Problem requirements
Find the lines below that contain the string "wingflick". Copy each one.

[Items from a dataset]
===

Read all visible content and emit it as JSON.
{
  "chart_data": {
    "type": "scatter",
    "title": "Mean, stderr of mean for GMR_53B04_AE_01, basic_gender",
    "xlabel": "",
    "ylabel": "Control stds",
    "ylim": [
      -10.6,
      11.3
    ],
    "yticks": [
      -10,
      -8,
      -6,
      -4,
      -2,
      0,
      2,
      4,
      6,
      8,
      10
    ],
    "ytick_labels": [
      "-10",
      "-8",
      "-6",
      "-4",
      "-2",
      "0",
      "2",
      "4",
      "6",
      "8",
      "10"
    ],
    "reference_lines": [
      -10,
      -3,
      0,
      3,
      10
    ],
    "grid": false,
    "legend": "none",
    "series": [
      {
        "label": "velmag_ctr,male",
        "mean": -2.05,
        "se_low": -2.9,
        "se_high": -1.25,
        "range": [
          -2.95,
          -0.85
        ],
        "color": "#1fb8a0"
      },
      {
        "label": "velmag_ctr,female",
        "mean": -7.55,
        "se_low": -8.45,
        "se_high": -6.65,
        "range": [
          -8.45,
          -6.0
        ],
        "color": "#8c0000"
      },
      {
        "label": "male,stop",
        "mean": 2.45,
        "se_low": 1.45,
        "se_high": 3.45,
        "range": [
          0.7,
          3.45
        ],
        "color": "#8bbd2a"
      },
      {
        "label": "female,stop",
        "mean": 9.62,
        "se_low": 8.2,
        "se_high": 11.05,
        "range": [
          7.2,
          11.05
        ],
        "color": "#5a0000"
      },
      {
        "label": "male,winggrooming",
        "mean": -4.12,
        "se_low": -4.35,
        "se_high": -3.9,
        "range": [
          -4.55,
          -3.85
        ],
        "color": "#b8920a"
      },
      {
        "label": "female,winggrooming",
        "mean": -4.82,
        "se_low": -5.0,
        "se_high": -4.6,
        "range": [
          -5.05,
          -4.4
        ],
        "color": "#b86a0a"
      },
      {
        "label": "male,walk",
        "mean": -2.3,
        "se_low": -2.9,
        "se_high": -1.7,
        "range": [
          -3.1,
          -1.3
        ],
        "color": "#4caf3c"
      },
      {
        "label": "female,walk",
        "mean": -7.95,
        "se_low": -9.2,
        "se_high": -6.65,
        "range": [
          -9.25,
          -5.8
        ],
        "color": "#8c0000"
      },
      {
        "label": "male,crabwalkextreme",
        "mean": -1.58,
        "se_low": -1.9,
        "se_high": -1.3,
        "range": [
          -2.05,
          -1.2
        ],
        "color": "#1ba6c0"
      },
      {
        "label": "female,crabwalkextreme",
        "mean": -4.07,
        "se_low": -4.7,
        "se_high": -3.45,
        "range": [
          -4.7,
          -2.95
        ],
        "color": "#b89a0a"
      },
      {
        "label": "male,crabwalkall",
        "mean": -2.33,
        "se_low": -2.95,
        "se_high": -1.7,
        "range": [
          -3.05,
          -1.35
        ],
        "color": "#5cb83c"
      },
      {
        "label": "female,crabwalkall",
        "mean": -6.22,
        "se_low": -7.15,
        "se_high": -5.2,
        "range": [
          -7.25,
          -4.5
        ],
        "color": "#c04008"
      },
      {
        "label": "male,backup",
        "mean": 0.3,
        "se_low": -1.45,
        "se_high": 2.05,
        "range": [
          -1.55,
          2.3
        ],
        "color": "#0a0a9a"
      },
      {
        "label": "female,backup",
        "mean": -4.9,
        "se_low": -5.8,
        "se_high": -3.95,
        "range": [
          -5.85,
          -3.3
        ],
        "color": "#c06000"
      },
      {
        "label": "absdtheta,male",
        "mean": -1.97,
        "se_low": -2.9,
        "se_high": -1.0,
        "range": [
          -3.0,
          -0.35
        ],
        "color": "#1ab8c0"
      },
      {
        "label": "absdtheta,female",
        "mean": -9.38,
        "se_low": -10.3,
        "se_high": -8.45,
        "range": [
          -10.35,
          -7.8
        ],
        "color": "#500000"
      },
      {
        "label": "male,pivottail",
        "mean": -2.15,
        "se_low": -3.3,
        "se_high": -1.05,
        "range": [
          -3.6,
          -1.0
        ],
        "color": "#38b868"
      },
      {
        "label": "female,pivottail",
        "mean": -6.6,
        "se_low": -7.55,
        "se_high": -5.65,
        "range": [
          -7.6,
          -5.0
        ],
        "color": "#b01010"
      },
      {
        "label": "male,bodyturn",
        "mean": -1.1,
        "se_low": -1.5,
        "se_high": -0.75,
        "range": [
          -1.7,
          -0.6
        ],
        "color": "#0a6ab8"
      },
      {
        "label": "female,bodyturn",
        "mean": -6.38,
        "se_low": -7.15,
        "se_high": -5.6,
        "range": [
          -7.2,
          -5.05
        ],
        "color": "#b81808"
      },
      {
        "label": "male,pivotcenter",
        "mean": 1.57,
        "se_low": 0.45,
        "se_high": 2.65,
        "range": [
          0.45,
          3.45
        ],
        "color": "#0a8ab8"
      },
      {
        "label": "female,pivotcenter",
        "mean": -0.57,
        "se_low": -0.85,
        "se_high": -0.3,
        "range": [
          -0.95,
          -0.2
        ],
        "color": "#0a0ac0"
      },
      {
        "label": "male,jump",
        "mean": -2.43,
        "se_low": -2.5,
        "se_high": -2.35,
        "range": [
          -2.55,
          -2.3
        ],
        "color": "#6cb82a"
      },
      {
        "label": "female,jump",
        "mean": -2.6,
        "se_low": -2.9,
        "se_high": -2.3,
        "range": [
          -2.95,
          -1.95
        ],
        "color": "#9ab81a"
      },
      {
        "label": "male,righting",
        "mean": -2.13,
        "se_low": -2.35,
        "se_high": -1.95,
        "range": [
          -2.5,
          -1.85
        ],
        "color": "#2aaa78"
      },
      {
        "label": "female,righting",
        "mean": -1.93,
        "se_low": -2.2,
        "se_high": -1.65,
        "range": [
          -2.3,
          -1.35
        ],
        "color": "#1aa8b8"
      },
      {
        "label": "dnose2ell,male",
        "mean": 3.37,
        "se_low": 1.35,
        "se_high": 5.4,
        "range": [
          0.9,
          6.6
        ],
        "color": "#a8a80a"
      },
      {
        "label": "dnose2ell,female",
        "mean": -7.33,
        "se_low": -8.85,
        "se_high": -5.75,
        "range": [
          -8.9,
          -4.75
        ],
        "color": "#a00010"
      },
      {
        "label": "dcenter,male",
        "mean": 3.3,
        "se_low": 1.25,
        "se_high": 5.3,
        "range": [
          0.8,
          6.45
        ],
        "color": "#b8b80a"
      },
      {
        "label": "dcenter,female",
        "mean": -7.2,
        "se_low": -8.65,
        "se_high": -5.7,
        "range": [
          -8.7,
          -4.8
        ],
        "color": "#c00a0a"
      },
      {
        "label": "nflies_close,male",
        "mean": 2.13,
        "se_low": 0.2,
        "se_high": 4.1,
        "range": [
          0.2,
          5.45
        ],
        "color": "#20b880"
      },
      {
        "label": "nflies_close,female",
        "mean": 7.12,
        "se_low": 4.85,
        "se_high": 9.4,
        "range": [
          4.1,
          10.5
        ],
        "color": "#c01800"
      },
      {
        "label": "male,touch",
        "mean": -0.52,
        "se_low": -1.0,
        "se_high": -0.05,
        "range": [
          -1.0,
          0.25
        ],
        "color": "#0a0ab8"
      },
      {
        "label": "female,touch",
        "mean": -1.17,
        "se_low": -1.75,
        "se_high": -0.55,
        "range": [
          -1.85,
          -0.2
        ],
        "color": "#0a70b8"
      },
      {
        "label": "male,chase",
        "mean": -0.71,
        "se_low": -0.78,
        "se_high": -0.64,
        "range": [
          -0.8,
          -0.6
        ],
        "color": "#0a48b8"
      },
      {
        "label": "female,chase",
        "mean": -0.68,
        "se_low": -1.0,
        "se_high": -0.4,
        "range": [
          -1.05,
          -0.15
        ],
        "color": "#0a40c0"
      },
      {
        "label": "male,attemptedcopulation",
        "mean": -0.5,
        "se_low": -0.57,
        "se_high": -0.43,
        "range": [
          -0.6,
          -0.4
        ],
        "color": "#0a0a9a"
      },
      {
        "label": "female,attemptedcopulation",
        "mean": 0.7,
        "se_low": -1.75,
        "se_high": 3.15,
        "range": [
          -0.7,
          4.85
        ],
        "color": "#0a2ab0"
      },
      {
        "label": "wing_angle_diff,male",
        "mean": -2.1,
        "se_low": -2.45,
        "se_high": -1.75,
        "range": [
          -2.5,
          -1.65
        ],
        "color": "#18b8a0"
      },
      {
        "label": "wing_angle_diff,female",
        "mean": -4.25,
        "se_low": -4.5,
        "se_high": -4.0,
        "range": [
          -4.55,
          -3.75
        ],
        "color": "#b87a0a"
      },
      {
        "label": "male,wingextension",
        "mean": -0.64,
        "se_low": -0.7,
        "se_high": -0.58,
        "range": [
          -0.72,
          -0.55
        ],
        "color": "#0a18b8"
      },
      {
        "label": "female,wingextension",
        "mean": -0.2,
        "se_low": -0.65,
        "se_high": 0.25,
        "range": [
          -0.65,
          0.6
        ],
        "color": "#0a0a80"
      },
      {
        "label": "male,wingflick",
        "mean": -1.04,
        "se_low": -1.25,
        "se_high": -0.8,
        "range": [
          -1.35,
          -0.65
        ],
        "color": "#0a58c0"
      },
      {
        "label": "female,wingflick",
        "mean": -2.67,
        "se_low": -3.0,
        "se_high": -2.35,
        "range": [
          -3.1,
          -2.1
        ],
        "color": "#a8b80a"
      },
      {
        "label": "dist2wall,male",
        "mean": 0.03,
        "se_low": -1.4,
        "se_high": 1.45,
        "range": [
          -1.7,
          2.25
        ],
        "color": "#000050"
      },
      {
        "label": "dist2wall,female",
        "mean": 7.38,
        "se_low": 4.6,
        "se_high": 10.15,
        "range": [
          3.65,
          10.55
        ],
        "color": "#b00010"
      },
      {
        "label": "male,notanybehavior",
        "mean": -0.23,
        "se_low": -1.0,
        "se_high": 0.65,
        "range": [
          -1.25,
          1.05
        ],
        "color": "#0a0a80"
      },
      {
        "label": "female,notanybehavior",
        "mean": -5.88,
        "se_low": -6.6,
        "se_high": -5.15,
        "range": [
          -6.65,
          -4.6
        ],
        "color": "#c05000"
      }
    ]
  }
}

===

Output for this exercise
        "label": "male,wingflick",
        "label": "female,wingflick",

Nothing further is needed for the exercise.